──────── DATA FOR THE TASK ────────

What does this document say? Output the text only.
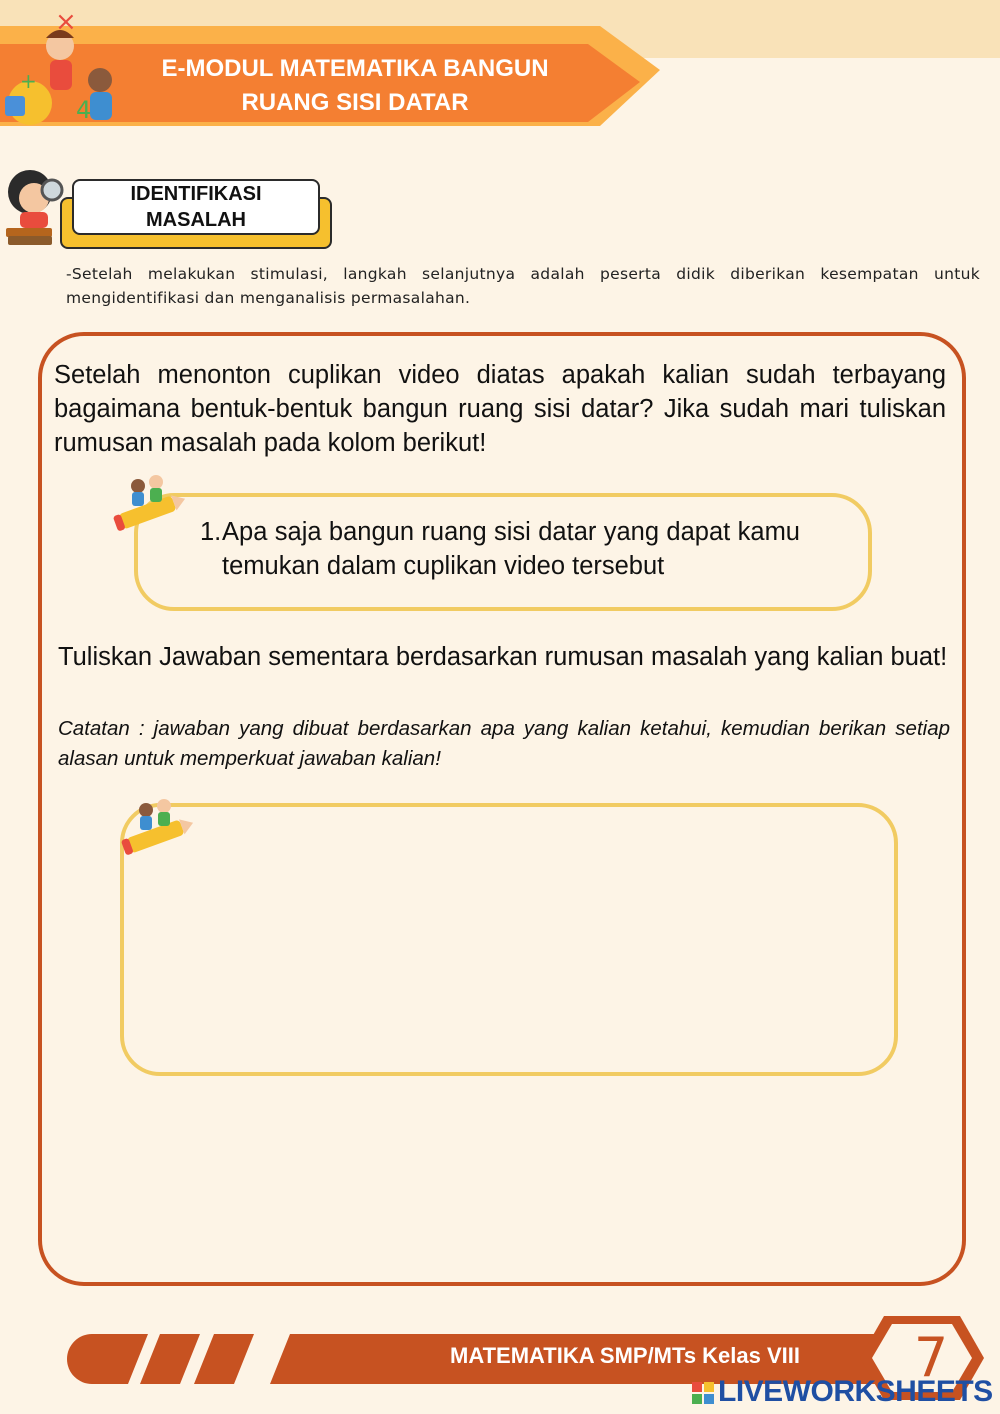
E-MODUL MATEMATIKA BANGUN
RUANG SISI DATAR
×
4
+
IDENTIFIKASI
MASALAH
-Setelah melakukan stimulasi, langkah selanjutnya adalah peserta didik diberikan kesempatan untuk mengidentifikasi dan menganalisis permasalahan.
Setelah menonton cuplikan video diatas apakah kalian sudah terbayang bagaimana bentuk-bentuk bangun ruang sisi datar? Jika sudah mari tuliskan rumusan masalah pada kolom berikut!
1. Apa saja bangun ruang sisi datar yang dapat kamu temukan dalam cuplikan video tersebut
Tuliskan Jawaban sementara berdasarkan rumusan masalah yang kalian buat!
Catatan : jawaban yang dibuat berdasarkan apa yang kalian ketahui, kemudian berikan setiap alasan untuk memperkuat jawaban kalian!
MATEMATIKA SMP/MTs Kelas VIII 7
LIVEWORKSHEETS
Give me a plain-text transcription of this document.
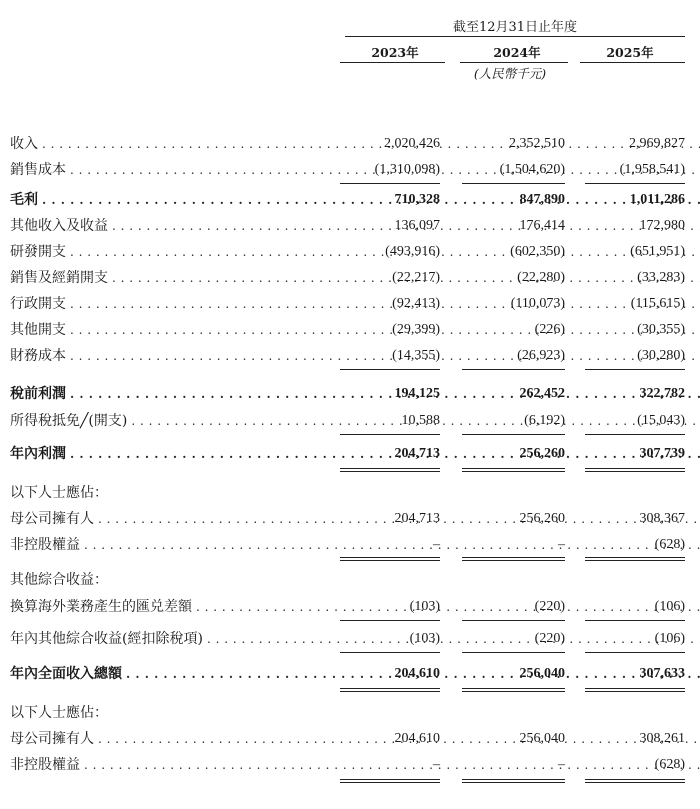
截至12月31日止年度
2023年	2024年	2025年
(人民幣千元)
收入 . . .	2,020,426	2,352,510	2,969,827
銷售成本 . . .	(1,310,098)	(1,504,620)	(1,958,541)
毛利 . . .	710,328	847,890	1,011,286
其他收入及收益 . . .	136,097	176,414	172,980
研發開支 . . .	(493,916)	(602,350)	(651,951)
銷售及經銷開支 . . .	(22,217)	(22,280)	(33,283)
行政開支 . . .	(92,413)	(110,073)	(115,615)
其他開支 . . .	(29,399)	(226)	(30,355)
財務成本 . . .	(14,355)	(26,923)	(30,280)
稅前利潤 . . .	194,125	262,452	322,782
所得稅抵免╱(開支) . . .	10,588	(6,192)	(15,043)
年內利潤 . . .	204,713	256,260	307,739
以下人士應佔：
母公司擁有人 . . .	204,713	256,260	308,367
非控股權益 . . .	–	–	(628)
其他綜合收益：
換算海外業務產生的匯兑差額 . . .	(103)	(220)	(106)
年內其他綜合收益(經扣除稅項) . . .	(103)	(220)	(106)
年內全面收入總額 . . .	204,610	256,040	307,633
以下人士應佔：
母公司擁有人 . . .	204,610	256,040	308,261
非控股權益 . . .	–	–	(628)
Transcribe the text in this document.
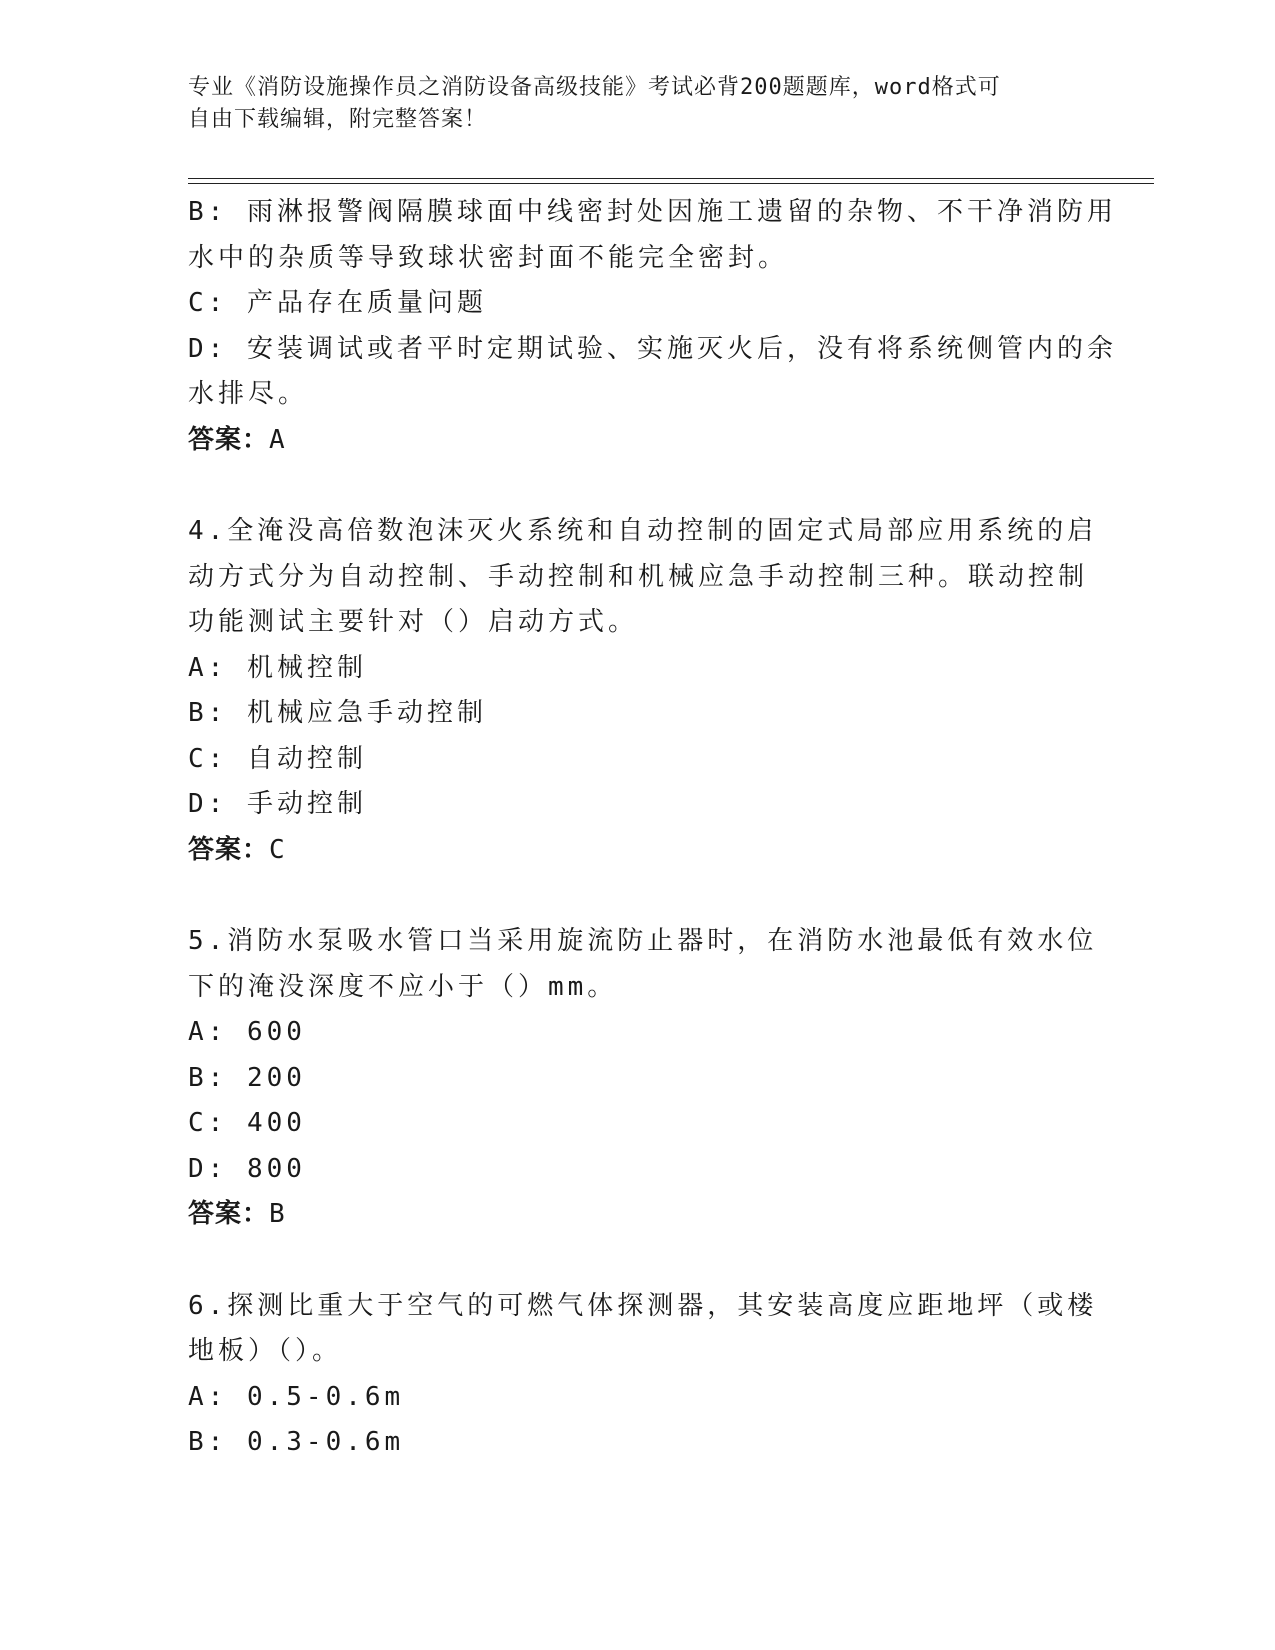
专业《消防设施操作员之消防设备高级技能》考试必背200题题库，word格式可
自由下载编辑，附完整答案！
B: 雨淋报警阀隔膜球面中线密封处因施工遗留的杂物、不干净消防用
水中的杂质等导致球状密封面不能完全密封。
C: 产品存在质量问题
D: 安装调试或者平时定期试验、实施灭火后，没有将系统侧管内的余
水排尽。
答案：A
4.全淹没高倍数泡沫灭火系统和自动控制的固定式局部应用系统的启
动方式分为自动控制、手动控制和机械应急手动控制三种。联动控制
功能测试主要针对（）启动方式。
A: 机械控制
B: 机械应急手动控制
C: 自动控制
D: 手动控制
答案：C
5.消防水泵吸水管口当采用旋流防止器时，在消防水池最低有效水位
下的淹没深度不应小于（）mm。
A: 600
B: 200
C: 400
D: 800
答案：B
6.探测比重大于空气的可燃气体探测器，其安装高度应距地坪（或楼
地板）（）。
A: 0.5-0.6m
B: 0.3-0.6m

────────
──────── DATA FOR THE TASK ────────

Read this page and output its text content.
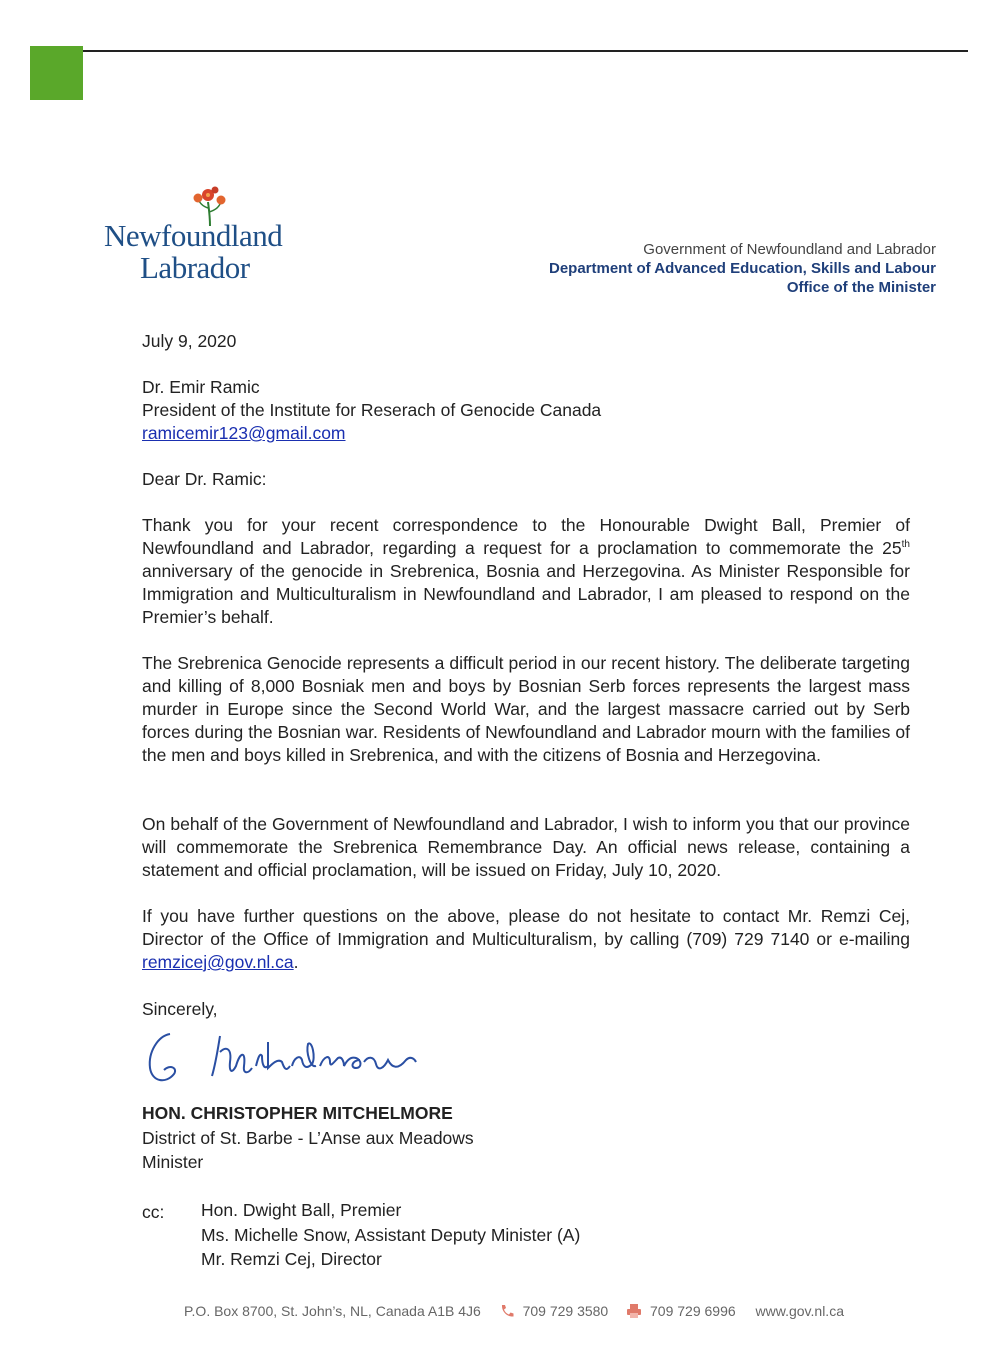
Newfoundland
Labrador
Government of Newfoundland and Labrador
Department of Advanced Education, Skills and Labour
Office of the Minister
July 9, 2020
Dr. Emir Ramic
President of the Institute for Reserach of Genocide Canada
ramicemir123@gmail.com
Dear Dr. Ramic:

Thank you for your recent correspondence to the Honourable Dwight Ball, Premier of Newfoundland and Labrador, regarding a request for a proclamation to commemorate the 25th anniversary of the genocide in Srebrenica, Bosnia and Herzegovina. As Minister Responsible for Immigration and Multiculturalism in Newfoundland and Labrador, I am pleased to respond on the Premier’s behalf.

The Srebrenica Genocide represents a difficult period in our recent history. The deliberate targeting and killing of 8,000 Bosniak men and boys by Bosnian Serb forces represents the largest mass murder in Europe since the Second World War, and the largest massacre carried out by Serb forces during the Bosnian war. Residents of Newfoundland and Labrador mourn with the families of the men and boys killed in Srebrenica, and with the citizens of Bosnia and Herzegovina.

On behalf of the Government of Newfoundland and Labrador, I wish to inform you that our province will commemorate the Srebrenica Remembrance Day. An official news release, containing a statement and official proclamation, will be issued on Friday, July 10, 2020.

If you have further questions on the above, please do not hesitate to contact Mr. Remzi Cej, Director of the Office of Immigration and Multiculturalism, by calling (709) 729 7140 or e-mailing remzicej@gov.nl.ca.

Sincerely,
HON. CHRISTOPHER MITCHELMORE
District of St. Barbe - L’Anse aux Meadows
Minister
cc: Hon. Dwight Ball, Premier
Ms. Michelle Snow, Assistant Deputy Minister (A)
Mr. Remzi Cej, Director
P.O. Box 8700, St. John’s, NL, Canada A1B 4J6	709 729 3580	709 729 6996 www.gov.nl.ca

────────

◆ **DIRECTIVE**:
Where a line holds the string "document", copy that line.

◆ **ANSWER TO THIS TASK**:
What does this document say? Output the text only.
Give me a plain-text transcription of this document.
Transcribe the text in this document.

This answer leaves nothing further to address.